[Stored dataset items]
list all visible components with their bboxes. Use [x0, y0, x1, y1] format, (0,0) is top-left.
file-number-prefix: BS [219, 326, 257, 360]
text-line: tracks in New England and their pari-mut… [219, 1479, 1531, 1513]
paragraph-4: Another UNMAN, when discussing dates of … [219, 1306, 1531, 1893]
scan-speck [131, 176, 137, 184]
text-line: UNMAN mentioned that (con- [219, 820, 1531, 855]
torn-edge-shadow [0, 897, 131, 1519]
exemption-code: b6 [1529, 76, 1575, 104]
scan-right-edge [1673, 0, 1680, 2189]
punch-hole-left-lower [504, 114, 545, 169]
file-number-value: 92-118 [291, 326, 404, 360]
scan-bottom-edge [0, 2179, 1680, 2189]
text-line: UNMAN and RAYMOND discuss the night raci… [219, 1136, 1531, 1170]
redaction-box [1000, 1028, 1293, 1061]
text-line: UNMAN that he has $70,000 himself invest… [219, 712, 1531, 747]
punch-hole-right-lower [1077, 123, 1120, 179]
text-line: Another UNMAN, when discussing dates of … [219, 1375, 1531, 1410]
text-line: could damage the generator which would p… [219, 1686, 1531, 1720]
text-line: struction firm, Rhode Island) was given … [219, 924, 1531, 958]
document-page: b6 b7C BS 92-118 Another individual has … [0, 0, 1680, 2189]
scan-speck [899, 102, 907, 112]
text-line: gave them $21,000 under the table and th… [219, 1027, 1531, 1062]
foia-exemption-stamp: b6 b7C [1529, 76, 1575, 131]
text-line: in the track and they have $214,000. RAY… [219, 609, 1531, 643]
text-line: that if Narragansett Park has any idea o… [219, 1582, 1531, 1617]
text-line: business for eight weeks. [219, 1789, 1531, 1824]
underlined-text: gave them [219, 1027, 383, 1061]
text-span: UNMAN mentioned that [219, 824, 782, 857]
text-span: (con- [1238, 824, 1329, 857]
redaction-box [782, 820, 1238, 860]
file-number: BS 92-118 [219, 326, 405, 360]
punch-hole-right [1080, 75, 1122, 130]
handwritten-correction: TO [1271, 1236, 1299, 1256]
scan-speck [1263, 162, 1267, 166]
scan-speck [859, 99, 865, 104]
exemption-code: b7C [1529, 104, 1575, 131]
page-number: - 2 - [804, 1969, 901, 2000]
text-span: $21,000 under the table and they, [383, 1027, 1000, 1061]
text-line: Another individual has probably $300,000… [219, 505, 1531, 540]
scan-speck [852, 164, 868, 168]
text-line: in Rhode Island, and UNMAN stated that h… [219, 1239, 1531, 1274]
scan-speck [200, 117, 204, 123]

## Work instructions
Duplicate these records line for line, leaving every character unchanged.

## Worked solution
list all visible components with their bboxes. Use [x0, y0, x1, y1] format, (0,0) is top-left.
file-number-prefix: BS [219, 326, 257, 360]
text-line: tracks in New England and their pari-mut… [219, 1479, 1531, 1513]
paragraph-4: Another UNMAN, when discussing dates of … [219, 1306, 1531, 1893]
scan-speck [131, 176, 137, 184]
text-line: UNMAN mentioned that (con- [219, 820, 1531, 855]
torn-edge-shadow [0, 897, 131, 1519]
exemption-code: b6 [1529, 76, 1575, 104]
scan-right-edge [1673, 0, 1680, 2189]
punch-hole-left-lower [504, 114, 545, 169]
file-number-value: 92-118 [291, 326, 404, 360]
scan-bottom-edge [0, 2179, 1680, 2189]
text-line: UNMAN and RAYMOND discuss the night raci… [219, 1136, 1531, 1170]
redaction-box [1000, 1028, 1293, 1061]
text-line: UNMAN that he has $70,000 himself invest… [219, 712, 1531, 747]
punch-hole-right-lower [1077, 123, 1120, 179]
text-line: Another UNMAN, when discussing dates of … [219, 1375, 1531, 1410]
text-line: could damage the generator which would p… [219, 1686, 1531, 1720]
text-line: struction firm, Rhode Island) was given … [219, 924, 1531, 958]
document-page: b6 b7C BS 92-118 Another individual has … [0, 0, 1680, 2189]
scan-speck [899, 102, 907, 112]
text-line: gave them $21,000 under the table and th… [219, 1027, 1531, 1062]
foia-exemption-stamp: b6 b7C [1529, 76, 1575, 131]
text-line: in the track and they have $214,000. RAY… [219, 609, 1531, 643]
text-line: that if Narragansett Park has any idea o… [219, 1582, 1531, 1617]
text-line: business for eight weeks. [219, 1789, 1531, 1824]
underlined-text: gave them [219, 1027, 383, 1061]
text-span: UNMAN mentioned that [219, 824, 782, 857]
text-span: (con- [1238, 824, 1329, 857]
redaction-box [782, 820, 1238, 860]
file-number: BS 92-118 [219, 326, 405, 360]
punch-hole-right [1080, 75, 1122, 130]
handwritten-correction: TO [1271, 1236, 1299, 1256]
scan-speck [1263, 162, 1267, 166]
scan-speck [859, 99, 865, 104]
exemption-code: b7C [1529, 104, 1575, 131]
page-number: - 2 - [804, 1969, 901, 2000]
text-span: $21,000 under the table and they, [383, 1027, 1000, 1061]
text-line: Another individual has probably $300,000… [219, 505, 1531, 540]
scan-speck [852, 164, 868, 168]
text-line: in Rhode Island, and UNMAN stated that h… [219, 1239, 1531, 1274]
scan-speck [200, 117, 204, 123]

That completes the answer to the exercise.